SET EXERCISE = Write the data out again, exactly as given.
★ ★ ★ ★ ★
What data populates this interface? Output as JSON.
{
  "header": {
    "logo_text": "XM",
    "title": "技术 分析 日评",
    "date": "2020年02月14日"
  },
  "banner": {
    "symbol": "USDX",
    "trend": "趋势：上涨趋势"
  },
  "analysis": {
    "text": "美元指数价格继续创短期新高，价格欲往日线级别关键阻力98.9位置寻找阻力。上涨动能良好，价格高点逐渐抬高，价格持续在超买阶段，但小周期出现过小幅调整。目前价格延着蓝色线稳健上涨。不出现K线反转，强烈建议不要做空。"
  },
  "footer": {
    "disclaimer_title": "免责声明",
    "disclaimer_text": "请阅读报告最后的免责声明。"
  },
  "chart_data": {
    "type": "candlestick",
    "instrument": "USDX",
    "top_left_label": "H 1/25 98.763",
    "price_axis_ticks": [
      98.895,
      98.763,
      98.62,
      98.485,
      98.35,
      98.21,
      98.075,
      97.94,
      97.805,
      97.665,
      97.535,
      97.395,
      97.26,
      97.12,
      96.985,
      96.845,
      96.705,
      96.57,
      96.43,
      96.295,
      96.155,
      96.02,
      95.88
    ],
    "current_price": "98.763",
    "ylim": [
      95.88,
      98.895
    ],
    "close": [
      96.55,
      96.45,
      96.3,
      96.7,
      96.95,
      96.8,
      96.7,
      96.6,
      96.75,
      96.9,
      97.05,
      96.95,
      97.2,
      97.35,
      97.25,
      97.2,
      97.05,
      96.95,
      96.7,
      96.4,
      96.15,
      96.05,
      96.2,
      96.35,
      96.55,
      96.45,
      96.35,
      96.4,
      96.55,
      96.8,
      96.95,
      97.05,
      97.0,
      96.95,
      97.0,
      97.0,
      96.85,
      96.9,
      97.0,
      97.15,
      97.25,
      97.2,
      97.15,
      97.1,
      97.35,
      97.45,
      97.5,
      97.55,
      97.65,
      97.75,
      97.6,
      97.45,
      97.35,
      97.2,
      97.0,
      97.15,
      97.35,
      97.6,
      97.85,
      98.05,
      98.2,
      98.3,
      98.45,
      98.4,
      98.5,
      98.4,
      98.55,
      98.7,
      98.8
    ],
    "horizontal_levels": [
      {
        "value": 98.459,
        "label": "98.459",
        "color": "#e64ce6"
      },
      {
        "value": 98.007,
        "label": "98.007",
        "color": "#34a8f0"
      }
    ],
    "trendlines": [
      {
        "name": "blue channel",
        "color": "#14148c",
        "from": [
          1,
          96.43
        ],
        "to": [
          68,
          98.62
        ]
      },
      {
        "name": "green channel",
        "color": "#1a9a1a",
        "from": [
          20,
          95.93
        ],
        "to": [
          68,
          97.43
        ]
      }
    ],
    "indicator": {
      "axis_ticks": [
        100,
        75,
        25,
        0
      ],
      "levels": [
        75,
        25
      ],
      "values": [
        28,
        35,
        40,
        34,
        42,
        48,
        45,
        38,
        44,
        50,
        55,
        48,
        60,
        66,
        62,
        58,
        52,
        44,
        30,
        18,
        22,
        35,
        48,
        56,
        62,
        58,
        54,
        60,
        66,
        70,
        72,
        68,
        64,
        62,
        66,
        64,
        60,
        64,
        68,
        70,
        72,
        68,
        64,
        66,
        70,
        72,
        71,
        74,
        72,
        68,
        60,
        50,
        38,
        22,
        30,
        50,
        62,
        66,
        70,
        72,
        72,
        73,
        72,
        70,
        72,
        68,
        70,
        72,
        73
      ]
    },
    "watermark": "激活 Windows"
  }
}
★ ★ ★ ★ ★
THE COMPLETED TASK =
What data populates this interface? Output as JSON.
{
  "header": {
    "logo_text": "XM",
    "title": "技术 分析 日评",
    "date": "2020年02月14日"
  },
  "banner": {
    "symbol": "USDX",
    "trend": "趋势：上涨趋势"
  },
  "analysis": {
    "text": "美元指数价格继续创短期新高，价格欲往日线级别关键阻力98.9位置寻找阻力。上涨动能良好，价格高点逐渐抬高，价格持续在超买阶段，但小周期出现过小幅调整。目前价格延着蓝色线稳健上涨。不出现K线反转，强烈建议不要做空。"
  },
  "footer": {
    "disclaimer_title": "免责声明",
    "disclaimer_text": "请阅读报告最后的免责声明。"
  },
  "chart_data": {
    "type": "candlestick",
    "instrument": "USDX",
    "top_left_label": "H 1/25 98.763",
    "price_axis_ticks": [
      98.895,
      98.763,
      98.62,
      98.485,
      98.35,
      98.21,
      98.075,
      97.94,
      97.805,
      97.665,
      97.535,
      97.395,
      97.26,
      97.12,
      96.985,
      96.845,
      96.705,
      96.57,
      96.43,
      96.295,
      96.155,
      96.02,
      95.88
    ],
    "current_price": "98.763",
    "ylim": [
      95.88,
      98.895
    ],
    "close": [
      96.55,
      96.45,
      96.3,
      96.7,
      96.95,
      96.8,
      96.7,
      96.6,
      96.75,
      96.9,
      97.05,
      96.95,
      97.2,
      97.35,
      97.25,
      97.2,
      97.05,
      96.95,
      96.7,
      96.4,
      96.15,
      96.05,
      96.2,
      96.35,
      96.55,
      96.45,
      96.35,
      96.4,
      96.55,
      96.8,
      96.95,
      97.05,
      97.0,
      96.95,
      97.0,
      97.0,
      96.85,
      96.9,
      97.0,
      97.15,
      97.25,
      97.2,
      97.15,
      97.1,
      97.35,
      97.45,
      97.5,
      97.55,
      97.65,
      97.75,
      97.6,
      97.45,
      97.35,
      97.2,
      97.0,
      97.15,
      97.35,
      97.6,
      97.85,
      98.05,
      98.2,
      98.3,
      98.45,
      98.4,
      98.5,
      98.4,
      98.55,
      98.7,
      98.8
    ],
    "horizontal_levels": [
      {
        "value": 98.459,
        "label": "98.459",
        "color": "#e64ce6"
      },
      {
        "value": 98.007,
        "label": "98.007",
        "color": "#34a8f0"
      }
    ],
    "trendlines": [
      {
        "name": "blue channel",
        "color": "#14148c",
        "from": [
          1,
          96.43
        ],
        "to": [
          68,
          98.62
        ]
      },
      {
        "name": "green channel",
        "color": "#1a9a1a",
        "from": [
          20,
          95.93
        ],
        "to": [
          68,
          97.43
        ]
      }
    ],
    "indicator": {
      "axis_ticks": [
        100,
        75,
        25,
        0
      ],
      "levels": [
        75,
        25
      ],
      "values": [
        28,
        35,
        40,
        34,
        42,
        48,
        45,
        38,
        44,
        50,
        55,
        48,
        60,
        66,
        62,
        58,
        52,
        44,
        30,
        18,
        22,
        35,
        48,
        56,
        62,
        58,
        54,
        60,
        66,
        70,
        72,
        68,
        64,
        62,
        66,
        64,
        60,
        64,
        68,
        70,
        72,
        68,
        64,
        66,
        70,
        72,
        71,
        74,
        72,
        68,
        60,
        50,
        38,
        22,
        30,
        50,
        62,
        66,
        70,
        72,
        72,
        73,
        72,
        70,
        72,
        68,
        70,
        72,
        73
      ]
    },
    "watermark": "激活 Windows"
  }
}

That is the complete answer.